■ **SHORT PROBLEM**: Return all the data, word for word.
★ ★ ★ ★ ★ ★ ★
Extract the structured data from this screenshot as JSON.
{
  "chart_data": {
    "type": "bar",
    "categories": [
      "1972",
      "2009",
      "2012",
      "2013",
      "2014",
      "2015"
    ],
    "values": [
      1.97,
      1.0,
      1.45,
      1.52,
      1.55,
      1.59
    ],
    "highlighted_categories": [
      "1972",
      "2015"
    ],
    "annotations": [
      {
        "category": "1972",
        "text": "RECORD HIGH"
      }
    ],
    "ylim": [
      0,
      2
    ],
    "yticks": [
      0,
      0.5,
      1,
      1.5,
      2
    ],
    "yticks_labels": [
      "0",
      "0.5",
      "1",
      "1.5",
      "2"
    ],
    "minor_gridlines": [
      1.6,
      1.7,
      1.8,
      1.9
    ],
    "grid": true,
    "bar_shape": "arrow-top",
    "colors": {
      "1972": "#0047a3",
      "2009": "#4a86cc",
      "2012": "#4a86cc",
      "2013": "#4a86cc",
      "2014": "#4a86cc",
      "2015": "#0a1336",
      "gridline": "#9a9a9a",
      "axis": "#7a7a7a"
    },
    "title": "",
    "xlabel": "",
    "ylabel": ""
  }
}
★ ★ ★ ★ ★ ★ ★
■ **REPLY**:
Extract the structured data from this screenshot as JSON.
{
  "chart_data": {
    "type": "bar",
    "categories": [
      "1972",
      "2009",
      "2012",
      "2013",
      "2014",
      "2015"
    ],
    "values": [
      1.97,
      1.0,
      1.45,
      1.52,
      1.55,
      1.59
    ],
    "highlighted_categories": [
      "1972",
      "2015"
    ],
    "annotations": [
      {
        "category": "1972",
        "text": "RECORD HIGH"
      }
    ],
    "ylim": [
      0,
      2
    ],
    "yticks": [
      0,
      0.5,
      1,
      1.5,
      2
    ],
    "yticks_labels": [
      "0",
      "0.5",
      "1",
      "1.5",
      "2"
    ],
    "minor_gridlines": [
      1.6,
      1.7,
      1.8,
      1.9
    ],
    "grid": true,
    "bar_shape": "arrow-top",
    "colors": {
      "1972": "#0047a3",
      "2009": "#4a86cc",
      "2012": "#4a86cc",
      "2013": "#4a86cc",
      "2014": "#4a86cc",
      "2015": "#0a1336",
      "gridline": "#9a9a9a",
      "axis": "#7a7a7a"
    },
    "title": "",
    "xlabel": "",
    "ylabel": ""
  }
}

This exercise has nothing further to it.